> SUPPLIED DATA
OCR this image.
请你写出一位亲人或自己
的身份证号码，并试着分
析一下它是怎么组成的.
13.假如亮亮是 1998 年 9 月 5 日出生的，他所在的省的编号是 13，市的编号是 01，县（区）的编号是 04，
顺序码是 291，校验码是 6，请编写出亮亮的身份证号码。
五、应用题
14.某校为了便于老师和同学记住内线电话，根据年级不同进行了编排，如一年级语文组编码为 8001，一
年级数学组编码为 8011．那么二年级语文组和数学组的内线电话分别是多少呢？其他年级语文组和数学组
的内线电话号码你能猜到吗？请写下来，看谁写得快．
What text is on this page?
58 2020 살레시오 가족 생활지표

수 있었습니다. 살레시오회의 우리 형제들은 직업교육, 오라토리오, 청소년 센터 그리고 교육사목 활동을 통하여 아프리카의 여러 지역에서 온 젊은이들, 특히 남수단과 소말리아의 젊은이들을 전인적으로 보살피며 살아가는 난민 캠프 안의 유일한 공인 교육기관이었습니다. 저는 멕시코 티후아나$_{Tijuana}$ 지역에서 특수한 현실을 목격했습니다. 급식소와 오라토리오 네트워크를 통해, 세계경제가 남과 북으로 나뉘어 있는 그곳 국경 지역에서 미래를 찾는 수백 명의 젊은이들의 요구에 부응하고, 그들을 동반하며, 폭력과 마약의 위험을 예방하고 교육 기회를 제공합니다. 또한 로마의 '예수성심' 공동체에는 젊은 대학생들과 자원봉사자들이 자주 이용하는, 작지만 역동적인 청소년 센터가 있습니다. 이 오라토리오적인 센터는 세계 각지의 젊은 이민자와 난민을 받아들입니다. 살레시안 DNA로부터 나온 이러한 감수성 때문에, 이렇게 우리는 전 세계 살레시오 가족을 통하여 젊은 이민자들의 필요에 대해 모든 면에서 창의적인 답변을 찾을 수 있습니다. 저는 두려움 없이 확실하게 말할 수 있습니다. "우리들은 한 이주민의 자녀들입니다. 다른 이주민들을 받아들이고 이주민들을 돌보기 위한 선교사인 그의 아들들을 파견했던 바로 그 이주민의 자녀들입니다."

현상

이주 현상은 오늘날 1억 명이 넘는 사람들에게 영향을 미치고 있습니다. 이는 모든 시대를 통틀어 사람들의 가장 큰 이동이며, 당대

> WORK TO BE COMPLETED
Copy out each line exactly as written.

> TASK OUTPUT
OCR this image.
请你写出一位亲人或自己
的身份证号码，并试着分
析一下它是怎么组成的.
13.假如亮亮是 1998 年 9 月 5 日出生的，他所在的省的编号是 13，市的编号是 01，县（区）的编号是 04，
顺序码是 291，校验码是 6，请编写出亮亮的身份证号码。
五、应用题
14.某校为了便于老师和同学记住内线电话，根据年级不同进行了编排，如一年级语文组编码为 8001，一
年级数学组编码为 8011．那么二年级语文组和数学组的内线电话分别是多少呢？其他年级语文组和数学组
的内线电话号码你能猜到吗？请写下来，看谁写得快．
What text is on this page?
58 2020 살레시오 가족 생활지표

수 있었습니다. 살레시오회의 우리 형제들은 직업교육, 오라토리오, 청소년 센터 그리고 교육사목 활동을 통하여 아프리카의 여러 지역에서 온 젊은이들, 특히 남수단과 소말리아의 젊은이들을 전인적으로 보살피며 살아가는 난민 캠프 안의 유일한 공인 교육기관이었습니다. 저는 멕시코 티후아나$_{Tijuana}$ 지역에서 특수한 현실을 목격했습니다. 급식소와 오라토리오 네트워크를 통해, 세계경제가 남과 북으로 나뉘어 있는 그곳 국경 지역에서 미래를 찾는 수백 명의 젊은이들의 요구에 부응하고, 그들을 동반하며, 폭력과 마약의 위험을 예방하고 교육 기회를 제공합니다. 또한 로마의 '예수성심' 공동체에는 젊은 대학생들과 자원봉사자들이 자주 이용하는, 작지만 역동적인 청소년 센터가 있습니다. 이 오라토리오적인 센터는 세계 각지의 젊은 이민자와 난민을 받아들입니다. 살레시안 DNA로부터 나온 이러한 감수성 때문에, 이렇게 우리는 전 세계 살레시오 가족을 통하여 젊은 이민자들의 필요에 대해 모든 면에서 창의적인 답변을 찾을 수 있습니다. 저는 두려움 없이 확실하게 말할 수 있습니다. "우리들은 한 이주민의 자녀들입니다. 다른 이주민들을 받아들이고 이주민들을 돌보기 위한 선교사인 그의 아들들을 파견했던 바로 그 이주민의 자녀들입니다."

현상

이주 현상은 오늘날 1억 명이 넘는 사람들에게 영향을 미치고 있습니다. 이는 모든 시대를 통틀어 사람들의 가장 큰 이동이며, 당대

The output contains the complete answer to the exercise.